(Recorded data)
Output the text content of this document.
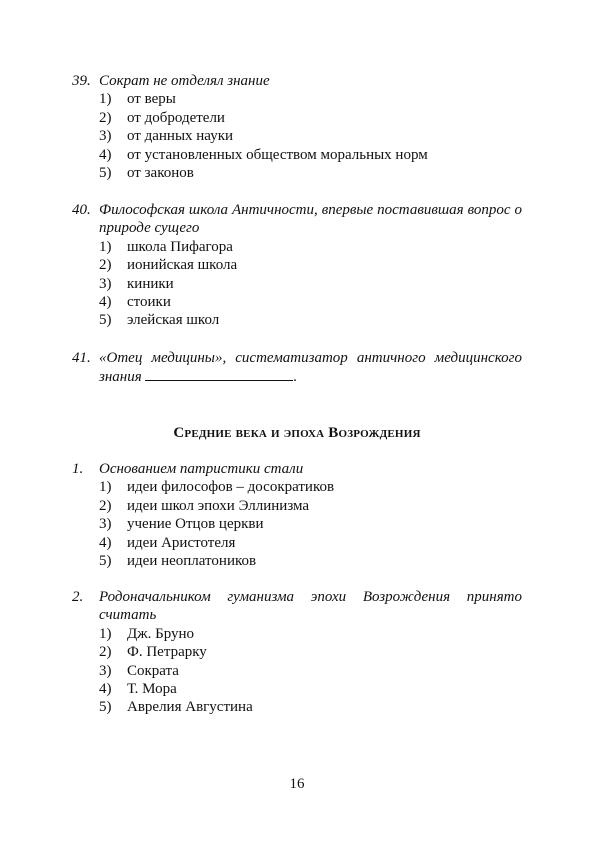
39. Сократ не отделял знание
1)	от веры
2)	от добродетели
3)	от данных науки
4)	от установленных обществом моральных норм
5)	от законов
40. Философская школа Античности, впервые поставившая вопрос о природе сущего
1)	школа Пифагора
2)	ионийская школа
3)	киники
4)	стоики
5)	элейская школ
41. «Отец медицины», систематизатор античного медицинского знания	.
Средние века и эпоха Возрождения
1.	Основанием патристики стали
1)	идеи философов – досократиков
2)	идеи школ эпохи Эллинизма
3)	учение Отцов церкви
4)	идеи Аристотеля
5)	идеи неоплатоников
2.	Родоначальником гуманизма эпохи Возрождения принято считать
1)	Дж. Бруно
2)	Ф. Петрарку
3)	Сократа
4)	Т. Мора
5)	Аврелия Августина
16
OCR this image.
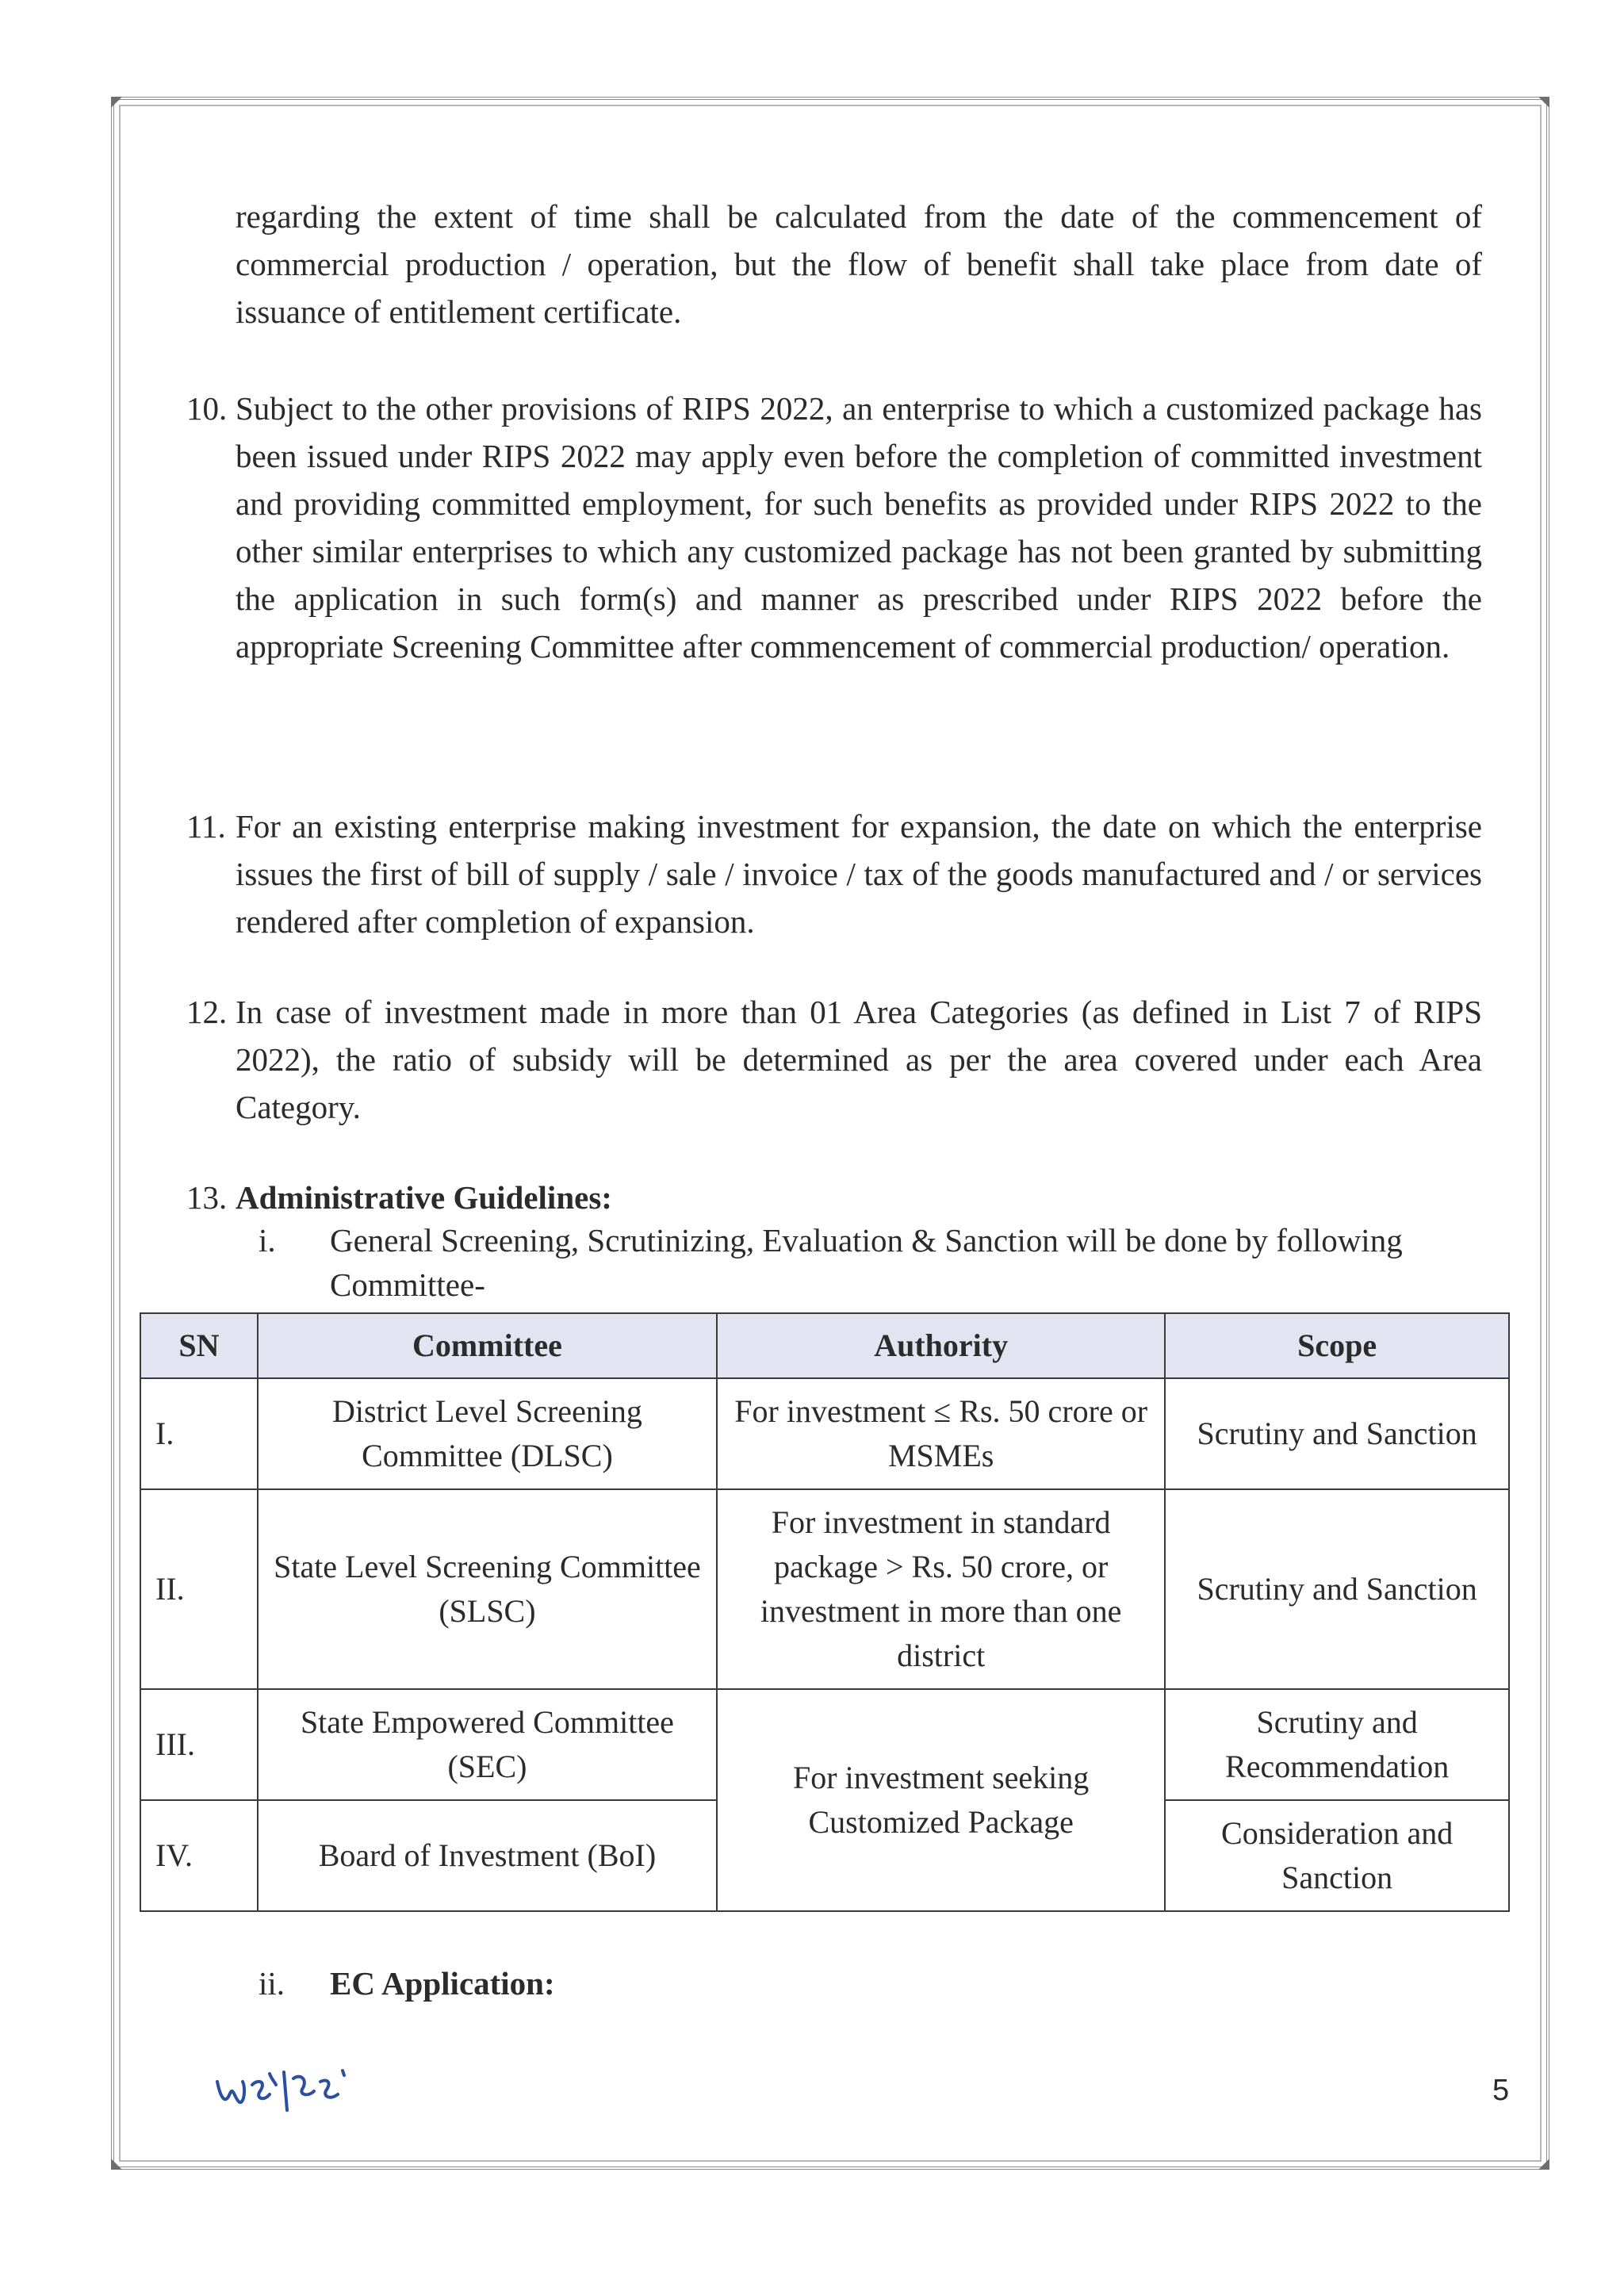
regarding the extent of time shall be calculated from the date of the commencement of commercial production / operation, but the flow of benefit shall take place from date of issuance of entitlement certificate.
10. Subject to the other provisions of RIPS 2022, an enterprise to which a customized package has been issued under RIPS 2022 may apply even before the completion of committed investment and providing committed employment, for such benefits as provided under RIPS 2022 to the other similar enterprises to which any customized package has not been granted by submitting the application in such form(s) and manner as prescribed under RIPS 2022 before the appropriate Screening Committee after commencement of commercial production/ operation.
11. For an existing enterprise making investment for expansion, the date on which the enterprise issues the first of bill of supply / sale / invoice / tax of the goods manufactured and / or services rendered after completion of expansion.
12. In case of investment made in more than 01 Area Categories (as defined in List 7 of RIPS 2022), the ratio of subsidy will be determined as per the area covered under each Area Category.
13. Administrative Guidelines:
i. General Screening, Scrutinizing, Evaluation & Sanction will be done by following Committee-
SN	Committee	Authority	Scope
I.	District Level Screening Committee (DLSC)	For investment ≤ Rs. 50 crore or MSMEs	Scrutiny and Sanction
II.	State Level Screening Committee (SLSC)	For investment in standard package > Rs. 50 crore, or investment in more than one district	Scrutiny and Sanction
III.	State Empowered Committee (SEC)	For investment seeking Customized Package	Scrutiny and Recommendation
IV.	Board of Investment (BoI)		Consideration and Sanction
ii. EC Application:
5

§ TASK REQUIREMENTS:
Return every line in the listing that contains the word "Scrutiny".

§ SOLUTION:
I.	District Level Screening Committee (DLSC)	For investment ≤ Rs. 50 crore or MSMEs	Scrutiny and Sanction
II.	State Level Screening Committee (SLSC)	For investment in standard package > Rs. 50 crore, or investment in more than one district	Scrutiny and Sanction
III.	State Empowered Committee (SEC)	For investment seeking Customized Package	Scrutiny and Recommendation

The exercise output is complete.